TASK GOAL: Report every line below that holds the word "country".

SOURCE DATA:
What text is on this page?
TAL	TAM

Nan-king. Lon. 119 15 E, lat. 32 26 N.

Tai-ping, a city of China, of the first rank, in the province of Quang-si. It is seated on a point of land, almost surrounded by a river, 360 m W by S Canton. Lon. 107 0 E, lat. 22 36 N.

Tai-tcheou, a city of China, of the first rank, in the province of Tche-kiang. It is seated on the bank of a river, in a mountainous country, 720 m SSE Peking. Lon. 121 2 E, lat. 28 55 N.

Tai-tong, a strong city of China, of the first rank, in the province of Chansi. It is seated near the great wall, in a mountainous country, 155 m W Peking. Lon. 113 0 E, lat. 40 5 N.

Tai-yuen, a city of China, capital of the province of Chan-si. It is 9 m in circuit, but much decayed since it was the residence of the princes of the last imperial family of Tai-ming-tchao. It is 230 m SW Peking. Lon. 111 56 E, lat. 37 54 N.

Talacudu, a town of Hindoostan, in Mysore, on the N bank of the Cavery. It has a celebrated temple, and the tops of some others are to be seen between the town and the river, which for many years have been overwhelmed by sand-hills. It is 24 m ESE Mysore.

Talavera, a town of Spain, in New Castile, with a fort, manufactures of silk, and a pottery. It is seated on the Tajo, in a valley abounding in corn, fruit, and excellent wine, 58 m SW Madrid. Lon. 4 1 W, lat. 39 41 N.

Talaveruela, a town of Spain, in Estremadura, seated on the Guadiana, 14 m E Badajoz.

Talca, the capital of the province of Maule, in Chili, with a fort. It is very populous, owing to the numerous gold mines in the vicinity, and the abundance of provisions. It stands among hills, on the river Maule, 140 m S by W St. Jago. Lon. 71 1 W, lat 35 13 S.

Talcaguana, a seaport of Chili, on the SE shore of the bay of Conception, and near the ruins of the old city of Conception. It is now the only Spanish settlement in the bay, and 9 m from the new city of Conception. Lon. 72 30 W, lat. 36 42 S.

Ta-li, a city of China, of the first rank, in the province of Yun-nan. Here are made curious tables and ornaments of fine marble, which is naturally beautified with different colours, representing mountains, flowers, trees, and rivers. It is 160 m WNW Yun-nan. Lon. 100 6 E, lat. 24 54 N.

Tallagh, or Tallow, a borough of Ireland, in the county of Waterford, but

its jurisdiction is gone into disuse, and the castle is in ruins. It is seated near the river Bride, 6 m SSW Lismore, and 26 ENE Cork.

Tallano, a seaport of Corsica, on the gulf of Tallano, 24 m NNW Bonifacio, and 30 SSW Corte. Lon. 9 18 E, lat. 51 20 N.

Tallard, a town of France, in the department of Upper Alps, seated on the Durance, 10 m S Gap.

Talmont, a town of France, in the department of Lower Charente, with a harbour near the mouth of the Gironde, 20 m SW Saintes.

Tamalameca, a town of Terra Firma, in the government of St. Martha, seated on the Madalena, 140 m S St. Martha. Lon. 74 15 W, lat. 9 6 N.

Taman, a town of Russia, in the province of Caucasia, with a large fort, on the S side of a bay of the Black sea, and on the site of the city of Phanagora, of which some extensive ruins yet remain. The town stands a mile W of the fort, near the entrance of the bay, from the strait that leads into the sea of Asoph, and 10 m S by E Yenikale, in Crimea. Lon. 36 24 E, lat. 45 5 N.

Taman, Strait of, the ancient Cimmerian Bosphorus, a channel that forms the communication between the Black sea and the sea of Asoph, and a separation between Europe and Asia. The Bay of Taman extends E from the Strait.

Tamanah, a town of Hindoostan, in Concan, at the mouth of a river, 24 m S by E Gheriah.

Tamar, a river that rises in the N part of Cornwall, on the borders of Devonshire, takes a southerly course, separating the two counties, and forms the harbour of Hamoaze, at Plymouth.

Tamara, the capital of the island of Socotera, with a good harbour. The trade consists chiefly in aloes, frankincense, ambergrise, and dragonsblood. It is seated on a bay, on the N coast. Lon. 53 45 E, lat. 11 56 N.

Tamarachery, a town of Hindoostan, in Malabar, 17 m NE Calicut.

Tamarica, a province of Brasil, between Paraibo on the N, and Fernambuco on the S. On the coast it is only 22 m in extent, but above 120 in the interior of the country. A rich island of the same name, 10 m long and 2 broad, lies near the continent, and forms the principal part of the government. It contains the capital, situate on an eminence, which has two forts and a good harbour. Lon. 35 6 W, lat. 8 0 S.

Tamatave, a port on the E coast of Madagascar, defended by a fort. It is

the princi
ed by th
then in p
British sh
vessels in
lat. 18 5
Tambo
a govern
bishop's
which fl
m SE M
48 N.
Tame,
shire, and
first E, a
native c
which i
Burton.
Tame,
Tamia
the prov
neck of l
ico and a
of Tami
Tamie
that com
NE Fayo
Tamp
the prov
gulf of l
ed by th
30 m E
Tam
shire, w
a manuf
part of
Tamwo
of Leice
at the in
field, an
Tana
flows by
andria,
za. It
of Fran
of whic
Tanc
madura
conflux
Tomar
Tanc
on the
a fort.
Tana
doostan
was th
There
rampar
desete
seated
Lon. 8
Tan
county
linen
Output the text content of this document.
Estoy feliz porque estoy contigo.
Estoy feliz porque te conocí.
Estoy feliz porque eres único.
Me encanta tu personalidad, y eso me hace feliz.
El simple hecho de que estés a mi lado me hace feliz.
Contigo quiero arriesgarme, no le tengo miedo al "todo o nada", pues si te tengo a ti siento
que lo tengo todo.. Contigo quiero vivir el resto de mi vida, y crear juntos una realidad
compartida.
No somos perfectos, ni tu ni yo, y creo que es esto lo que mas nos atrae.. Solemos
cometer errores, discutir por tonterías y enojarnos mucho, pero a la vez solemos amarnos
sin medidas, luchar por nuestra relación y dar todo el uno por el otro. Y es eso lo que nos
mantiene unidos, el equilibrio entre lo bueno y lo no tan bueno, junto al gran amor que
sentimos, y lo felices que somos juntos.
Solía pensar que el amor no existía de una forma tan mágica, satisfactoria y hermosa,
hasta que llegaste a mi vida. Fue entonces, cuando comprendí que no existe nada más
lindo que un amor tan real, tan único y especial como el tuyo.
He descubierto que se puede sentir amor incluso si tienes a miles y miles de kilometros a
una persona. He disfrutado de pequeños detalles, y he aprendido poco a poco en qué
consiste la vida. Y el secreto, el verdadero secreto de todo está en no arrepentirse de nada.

RESPONSE TO THE EXERCISE:
Tai-tcheou, a city of China, of the first rank, in the province of Tche-kiang. It is seated on the bank of a river, in a mountainous country, 720 m SSE Peking. Lon. 121 2 E, lat. 28 55 N.
Tai-tong, a strong city of China, of the first rank, in the province of Chansi. It is seated near the great wall, in a mountainous country, 155 m W Peking. Lon. 113 0 E, lat. 40 5 N.
Tamarica, a province of Brasil, between Paraibo on the N, and Fernambuco on the S. On the coast it is only 22 m in extent, but above 120 in the interior of the country. A rich island of the same name, 10 m long and 2 broad, lies near the continent, and forms the principal part of the government. It contains the capital, situate on an eminence, which has two forts and a good harbour. Lon. 35 6 W, lat. 8 0 S.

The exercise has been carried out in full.